== The request ==
Write out the material below exactly, beginning at the line that contains "Extract the structured" and ending with its last line, both ends included; write nothing else.

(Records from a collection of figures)
.....

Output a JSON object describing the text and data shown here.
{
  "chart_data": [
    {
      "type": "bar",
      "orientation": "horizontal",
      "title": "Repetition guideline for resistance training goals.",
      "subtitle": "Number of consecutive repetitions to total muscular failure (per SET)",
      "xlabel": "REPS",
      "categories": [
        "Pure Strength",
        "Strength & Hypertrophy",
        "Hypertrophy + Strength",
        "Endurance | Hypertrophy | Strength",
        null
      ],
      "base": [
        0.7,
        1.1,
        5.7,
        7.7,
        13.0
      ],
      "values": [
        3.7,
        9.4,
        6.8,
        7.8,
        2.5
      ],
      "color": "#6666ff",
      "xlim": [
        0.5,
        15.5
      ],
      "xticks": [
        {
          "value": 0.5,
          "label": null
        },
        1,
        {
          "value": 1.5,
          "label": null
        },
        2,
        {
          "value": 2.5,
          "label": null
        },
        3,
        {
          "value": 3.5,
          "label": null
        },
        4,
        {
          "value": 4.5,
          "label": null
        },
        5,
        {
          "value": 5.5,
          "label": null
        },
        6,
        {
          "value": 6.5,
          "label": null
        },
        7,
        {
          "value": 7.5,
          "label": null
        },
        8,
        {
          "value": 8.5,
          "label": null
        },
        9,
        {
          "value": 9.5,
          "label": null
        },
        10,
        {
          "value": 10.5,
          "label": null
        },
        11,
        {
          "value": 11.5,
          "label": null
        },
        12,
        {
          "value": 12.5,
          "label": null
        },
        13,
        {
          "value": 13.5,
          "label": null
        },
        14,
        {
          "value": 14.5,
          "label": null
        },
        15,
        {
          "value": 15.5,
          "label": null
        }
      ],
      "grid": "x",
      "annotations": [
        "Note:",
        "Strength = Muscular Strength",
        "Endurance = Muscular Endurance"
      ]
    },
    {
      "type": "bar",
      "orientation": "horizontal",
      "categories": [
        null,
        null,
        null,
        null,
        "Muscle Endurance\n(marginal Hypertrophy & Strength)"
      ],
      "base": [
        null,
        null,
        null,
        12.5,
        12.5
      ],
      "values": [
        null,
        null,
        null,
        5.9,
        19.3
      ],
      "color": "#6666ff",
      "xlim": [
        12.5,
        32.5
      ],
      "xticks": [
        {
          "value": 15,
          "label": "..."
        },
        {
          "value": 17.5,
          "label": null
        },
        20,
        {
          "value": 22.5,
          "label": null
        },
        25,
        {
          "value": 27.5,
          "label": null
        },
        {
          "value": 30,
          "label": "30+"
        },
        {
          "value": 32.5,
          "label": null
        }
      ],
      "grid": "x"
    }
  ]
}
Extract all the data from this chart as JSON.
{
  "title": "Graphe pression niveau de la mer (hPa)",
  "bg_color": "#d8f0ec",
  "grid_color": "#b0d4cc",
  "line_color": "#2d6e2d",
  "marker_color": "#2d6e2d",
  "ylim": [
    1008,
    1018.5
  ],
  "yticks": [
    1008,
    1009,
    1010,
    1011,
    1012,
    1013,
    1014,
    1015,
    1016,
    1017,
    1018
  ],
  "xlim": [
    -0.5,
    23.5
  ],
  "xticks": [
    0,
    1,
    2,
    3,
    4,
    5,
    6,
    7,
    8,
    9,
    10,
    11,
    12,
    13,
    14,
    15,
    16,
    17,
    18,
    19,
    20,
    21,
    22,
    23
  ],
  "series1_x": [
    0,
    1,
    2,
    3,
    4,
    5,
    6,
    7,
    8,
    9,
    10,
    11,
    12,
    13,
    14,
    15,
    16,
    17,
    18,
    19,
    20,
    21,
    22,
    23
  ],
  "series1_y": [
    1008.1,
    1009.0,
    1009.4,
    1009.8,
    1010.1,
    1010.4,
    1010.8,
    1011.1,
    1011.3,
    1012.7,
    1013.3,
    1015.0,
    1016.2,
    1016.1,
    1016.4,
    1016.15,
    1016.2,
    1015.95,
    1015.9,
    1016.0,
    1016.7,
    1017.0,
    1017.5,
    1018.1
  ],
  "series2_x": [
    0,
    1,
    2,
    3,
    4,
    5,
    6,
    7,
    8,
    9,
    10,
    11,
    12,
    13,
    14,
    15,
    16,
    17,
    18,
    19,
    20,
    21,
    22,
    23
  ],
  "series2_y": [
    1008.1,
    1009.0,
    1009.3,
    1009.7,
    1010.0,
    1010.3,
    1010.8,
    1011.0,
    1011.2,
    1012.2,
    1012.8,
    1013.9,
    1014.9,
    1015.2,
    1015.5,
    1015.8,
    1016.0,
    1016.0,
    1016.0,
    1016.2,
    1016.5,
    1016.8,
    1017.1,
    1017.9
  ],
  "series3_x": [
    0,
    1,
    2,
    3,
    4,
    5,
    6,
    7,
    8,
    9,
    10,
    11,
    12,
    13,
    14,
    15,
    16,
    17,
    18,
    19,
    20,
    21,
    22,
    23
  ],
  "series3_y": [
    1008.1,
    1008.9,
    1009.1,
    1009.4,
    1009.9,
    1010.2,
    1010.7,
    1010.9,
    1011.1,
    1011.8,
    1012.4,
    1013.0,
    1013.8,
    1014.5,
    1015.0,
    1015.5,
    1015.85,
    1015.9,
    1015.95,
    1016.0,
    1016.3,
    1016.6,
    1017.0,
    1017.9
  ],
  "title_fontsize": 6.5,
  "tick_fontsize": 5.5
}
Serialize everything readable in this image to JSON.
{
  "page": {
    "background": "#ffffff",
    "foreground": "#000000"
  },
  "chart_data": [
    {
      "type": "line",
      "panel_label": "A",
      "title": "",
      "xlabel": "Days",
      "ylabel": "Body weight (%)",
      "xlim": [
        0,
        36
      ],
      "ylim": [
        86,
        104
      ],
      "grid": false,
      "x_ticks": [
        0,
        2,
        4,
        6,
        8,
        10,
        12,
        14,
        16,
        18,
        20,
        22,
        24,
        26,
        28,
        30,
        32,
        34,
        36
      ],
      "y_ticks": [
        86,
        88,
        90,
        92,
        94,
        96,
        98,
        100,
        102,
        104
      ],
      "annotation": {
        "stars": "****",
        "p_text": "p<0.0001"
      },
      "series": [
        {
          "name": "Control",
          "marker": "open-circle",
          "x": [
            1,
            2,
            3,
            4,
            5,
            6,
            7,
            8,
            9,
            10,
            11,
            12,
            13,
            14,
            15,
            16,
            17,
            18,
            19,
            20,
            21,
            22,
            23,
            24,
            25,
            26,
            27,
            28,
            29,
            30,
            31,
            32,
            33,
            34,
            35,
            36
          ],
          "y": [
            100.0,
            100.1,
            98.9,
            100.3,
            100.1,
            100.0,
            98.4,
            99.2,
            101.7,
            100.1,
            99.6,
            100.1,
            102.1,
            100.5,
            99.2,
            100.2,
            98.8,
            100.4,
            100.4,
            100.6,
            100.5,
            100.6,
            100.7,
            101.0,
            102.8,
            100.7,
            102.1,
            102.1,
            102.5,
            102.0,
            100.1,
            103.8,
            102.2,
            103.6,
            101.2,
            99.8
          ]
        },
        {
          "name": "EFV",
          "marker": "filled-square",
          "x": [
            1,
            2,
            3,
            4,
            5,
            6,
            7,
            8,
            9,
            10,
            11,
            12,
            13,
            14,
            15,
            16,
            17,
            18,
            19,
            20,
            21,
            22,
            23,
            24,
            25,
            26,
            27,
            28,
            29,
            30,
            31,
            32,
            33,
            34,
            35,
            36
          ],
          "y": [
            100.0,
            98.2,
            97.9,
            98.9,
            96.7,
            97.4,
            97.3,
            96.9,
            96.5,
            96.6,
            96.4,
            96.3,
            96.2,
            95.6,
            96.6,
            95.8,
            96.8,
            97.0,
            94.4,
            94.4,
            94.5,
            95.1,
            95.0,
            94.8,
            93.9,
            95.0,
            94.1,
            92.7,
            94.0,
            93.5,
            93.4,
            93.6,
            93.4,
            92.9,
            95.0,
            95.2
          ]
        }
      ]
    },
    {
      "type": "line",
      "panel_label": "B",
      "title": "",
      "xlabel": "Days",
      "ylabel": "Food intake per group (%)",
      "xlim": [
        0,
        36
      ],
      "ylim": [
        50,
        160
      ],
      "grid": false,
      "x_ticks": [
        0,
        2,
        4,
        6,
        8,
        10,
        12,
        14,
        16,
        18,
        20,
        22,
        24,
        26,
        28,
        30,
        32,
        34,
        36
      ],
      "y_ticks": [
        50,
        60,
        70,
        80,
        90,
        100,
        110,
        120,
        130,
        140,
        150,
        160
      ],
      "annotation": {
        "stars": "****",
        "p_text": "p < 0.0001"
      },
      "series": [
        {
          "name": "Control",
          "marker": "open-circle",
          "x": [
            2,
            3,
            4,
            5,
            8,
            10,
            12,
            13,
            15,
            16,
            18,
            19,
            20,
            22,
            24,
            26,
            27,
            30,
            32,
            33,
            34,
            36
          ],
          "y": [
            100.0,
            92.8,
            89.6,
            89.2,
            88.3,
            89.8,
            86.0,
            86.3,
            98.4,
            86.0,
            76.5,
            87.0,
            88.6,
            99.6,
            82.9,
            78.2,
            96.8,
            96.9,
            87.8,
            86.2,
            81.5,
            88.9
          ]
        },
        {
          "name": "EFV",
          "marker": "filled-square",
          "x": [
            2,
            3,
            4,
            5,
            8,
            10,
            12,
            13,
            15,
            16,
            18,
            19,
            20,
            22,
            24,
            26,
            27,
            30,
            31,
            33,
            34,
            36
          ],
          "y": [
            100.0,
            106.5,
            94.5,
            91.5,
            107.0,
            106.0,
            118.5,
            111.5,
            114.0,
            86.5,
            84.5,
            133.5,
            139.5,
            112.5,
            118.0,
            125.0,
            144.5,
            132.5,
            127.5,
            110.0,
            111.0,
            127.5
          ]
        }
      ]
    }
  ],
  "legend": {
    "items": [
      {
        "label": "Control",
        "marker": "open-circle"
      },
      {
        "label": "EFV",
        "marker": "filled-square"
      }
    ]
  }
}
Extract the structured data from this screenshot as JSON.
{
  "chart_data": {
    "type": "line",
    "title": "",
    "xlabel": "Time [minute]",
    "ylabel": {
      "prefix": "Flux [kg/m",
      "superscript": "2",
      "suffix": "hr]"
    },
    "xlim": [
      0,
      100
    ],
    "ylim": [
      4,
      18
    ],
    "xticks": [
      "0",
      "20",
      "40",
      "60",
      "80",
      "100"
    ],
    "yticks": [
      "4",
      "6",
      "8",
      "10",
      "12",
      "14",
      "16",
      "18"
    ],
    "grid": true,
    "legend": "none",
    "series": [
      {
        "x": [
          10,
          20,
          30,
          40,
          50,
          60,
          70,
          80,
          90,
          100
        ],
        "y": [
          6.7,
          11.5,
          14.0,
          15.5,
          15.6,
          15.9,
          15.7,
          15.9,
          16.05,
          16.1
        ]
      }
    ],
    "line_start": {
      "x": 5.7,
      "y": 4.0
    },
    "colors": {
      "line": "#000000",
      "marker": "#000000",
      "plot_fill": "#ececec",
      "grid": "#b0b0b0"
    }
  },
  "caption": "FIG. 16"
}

.....

== Correct answer ==
Extract the structured data from this screenshot as JSON.
{
  "chart_data": {
    "type": "line",
    "title": "",
    "xlabel": "Time [minute]",
    "ylabel": {
      "prefix": "Flux [kg/m",
      "superscript": "2",
      "suffix": "hr]"
    },
    "xlim": [
      0,
      100
    ],
    "ylim": [
      4,
      18
    ],
    "xticks": [
      "0",
      "20",
      "40",
      "60",
      "80",
      "100"
    ],
    "yticks": [
      "4",
      "6",
      "8",
      "10",
      "12",
      "14",
      "16",
      "18"
    ],
    "grid": true,
    "legend": "none",
    "series": [
      {
        "x": [
          10,
          20,
          30,
          40,
          50,
          60,
          70,
          80,
          90,
          100
        ],
        "y": [
          6.7,
          11.5,
          14.0,
          15.5,
          15.6,
          15.9,
          15.7,
          15.9,
          16.05,
          16.1
        ]
      }
    ],
    "line_start": {
      "x": 5.7,
      "y": 4.0
    },
    "colors": {
      "line": "#000000",
      "marker": "#000000",
      "plot_fill": "#ececec",
      "grid": "#b0b0b0"
    }
  },
  "caption": "FIG. 16"
}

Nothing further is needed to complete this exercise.